Exercise requirements:
[a] Answer these from the blog post on breastfeeding supply, one line each:
(i) How many ounces per pump does the writer say she is now lucky to get?
(ii) How many ounces per feed is the Chicklette now eating?
(iii) What have they started giving the Chicklette at night?
[b] From the blog post on breastfeeding supply, list every step the writer has taken to try to increase her supply.
[c] Rewrite the paragraph of the blog post on breastfeeding supply that begins "Nothing I've done has helped" in fewer words, keeping its main facts.

Extracted text:

==*==

I am one week out from going back to work, and my supply has ALREADY tanked. I think it has something to do with the 12-week postpartum hormone realignment -- the same phenomenon that is causing my hair to fall out in clumps in the shower. That, and the fact that the Chicklette is sleeping through the night every night (I know, boo hoo) and I've decided that getting up once in the middle of the night to pump is enough, thankyouverymuch.
Every feeding involves an unhappy baby pulling painfully at my nipples. Every pumping is an exercise in frustration -- I'm lucky now if I get 2 ounces per pump, which means it takes me 3 pumpings to get one bottle feeding (she's now eating 5-6 ounces per feed -- probably because by the time she gets the bottle in the afternoon/evening she's hungry after a day on my loser boobs).
Nothing I've done has helped bump my supply. I've taken the herbs, eaten the oatmeal, and drank (drunken?) the gallons of water. I've increased the number of feedings/pumping sessions. And it's not working. I'm tired. And my boobs are hurting almost as much as they did in the beginning.
And I'm going back to work next week. Which everyone assures me will not help matters. I feel like my attempts to increase my supply are futile, since the work I'm doing will probably get undone once I return to my crazy job which will almost certainly involve me missing pumpings.
We've started giving the Chicklette a bottle of formula at night, just to get her used to it. She cried and fussed the first couple of times. It broke my heart. Now she's fine. But it feels like we're on a spiral towards the inevitable.
On the one hand, I feel great. I'm so looking forward to being done with breastfeeding.
On the other hand, I feel AWFUL. Guilty. If I were a good mother, I'd stick with it and do whatever it takes! (This coming from a formula-fed baby, married to another formula-fed baby, surrounded by friends who at least partly formula-fed their perfectly happy/healthy kids.)
And on the third hand (let's pretend I have one), I feel like a total asshat complaining about the feeding issues, since the Chicklette has been, as of late, the most low-key, agreeable, happy baby I can imagine. She sleeps through the night. She doesn't cry unless she's hungry or tired. She travels well. She smiles and laughs and is generally just fun to be around.
But I don't think I can feed her by myself anymore. Which is sad.

==*==

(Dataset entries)

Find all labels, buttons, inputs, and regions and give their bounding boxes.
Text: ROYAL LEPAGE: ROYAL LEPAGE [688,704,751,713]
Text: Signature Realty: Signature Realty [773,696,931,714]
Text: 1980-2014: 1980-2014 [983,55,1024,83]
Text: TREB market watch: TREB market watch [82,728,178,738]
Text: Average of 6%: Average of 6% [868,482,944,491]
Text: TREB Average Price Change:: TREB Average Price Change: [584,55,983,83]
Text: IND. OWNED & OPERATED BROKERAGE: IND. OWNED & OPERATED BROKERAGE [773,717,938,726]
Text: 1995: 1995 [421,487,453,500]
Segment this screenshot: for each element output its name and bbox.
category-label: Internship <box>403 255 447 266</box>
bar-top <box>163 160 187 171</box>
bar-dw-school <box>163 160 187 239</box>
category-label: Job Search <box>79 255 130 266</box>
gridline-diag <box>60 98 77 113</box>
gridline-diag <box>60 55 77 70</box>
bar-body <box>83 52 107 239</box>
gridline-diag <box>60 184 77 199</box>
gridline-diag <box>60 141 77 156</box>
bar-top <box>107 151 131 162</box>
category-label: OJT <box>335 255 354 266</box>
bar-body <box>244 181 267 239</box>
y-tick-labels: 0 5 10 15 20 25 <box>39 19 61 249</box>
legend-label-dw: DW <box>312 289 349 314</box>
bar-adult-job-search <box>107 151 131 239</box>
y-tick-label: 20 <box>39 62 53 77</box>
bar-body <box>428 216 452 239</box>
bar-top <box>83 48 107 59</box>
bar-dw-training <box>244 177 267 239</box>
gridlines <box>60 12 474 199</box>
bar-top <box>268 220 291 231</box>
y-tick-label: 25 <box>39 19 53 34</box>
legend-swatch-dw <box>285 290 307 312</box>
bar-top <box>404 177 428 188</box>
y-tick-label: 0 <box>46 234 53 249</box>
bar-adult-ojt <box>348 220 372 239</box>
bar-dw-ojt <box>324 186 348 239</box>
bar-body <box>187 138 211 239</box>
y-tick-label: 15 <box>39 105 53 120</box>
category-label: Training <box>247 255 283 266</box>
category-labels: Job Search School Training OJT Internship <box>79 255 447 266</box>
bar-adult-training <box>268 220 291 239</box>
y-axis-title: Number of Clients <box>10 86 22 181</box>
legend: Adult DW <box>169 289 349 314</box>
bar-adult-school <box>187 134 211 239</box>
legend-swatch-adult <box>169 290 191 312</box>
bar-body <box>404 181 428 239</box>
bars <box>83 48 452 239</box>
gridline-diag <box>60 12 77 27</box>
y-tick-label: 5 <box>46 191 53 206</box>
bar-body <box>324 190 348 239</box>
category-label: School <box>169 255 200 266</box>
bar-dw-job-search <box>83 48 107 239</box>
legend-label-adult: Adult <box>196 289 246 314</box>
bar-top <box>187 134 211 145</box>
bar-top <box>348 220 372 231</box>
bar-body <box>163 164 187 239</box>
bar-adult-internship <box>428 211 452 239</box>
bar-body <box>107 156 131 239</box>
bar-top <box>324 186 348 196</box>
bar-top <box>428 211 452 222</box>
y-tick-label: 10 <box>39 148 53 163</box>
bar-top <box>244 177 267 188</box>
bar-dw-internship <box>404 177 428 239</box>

==*==

Response list:
[a]
(i) 2 ounces
(ii) 5-6 ounces
(iii) A bottle of formula

[b]
- Taken the herbs
- Eaten the oatmeal
- Drunk gallons of water
- Increased the number of feedings/pumping sessions

[c] Nothing has raised my supply, not herbs, oatmeal, gallons of water, or more feedings and pumping sessions. I'm tired, and my breasts hurt almost as much as they did at the start.